## begin Source material

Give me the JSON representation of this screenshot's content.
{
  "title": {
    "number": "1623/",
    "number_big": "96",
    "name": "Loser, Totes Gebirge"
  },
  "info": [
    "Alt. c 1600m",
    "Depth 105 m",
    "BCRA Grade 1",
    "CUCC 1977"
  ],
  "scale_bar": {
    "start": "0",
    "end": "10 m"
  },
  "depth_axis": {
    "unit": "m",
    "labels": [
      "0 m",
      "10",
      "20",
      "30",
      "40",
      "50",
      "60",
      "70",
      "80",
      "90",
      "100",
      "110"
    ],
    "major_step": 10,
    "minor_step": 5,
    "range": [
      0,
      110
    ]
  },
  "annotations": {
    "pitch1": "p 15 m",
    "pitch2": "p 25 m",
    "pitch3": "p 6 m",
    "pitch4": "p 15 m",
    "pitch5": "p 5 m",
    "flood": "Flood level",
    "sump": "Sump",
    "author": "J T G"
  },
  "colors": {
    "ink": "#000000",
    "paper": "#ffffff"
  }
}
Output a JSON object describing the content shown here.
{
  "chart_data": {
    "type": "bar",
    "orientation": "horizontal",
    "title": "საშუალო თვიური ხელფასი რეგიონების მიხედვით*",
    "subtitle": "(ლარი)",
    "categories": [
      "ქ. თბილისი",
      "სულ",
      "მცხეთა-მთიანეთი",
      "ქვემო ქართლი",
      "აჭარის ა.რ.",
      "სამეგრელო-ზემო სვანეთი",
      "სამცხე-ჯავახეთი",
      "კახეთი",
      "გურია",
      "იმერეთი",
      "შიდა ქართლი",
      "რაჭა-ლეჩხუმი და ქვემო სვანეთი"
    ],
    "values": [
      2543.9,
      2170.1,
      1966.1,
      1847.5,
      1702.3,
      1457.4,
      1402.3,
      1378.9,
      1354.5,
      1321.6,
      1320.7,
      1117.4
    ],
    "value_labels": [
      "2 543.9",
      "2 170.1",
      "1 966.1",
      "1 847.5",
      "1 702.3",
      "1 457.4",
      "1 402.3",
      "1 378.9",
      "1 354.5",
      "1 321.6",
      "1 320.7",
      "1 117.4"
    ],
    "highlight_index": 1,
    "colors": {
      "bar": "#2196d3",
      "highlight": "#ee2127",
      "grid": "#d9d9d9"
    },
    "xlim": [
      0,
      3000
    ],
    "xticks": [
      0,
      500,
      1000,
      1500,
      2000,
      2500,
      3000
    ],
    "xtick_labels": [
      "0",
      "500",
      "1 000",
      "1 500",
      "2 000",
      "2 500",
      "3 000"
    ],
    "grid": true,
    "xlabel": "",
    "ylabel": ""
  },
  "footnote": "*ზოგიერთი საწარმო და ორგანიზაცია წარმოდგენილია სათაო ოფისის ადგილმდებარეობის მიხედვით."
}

## end Source material

◆ Task instructions: In the entries above, locate every line with the word "JSON" and copy it.

◆ Solution for this task:
Give me the JSON representation of this screenshot's content.
Output a JSON object describing the content shown here.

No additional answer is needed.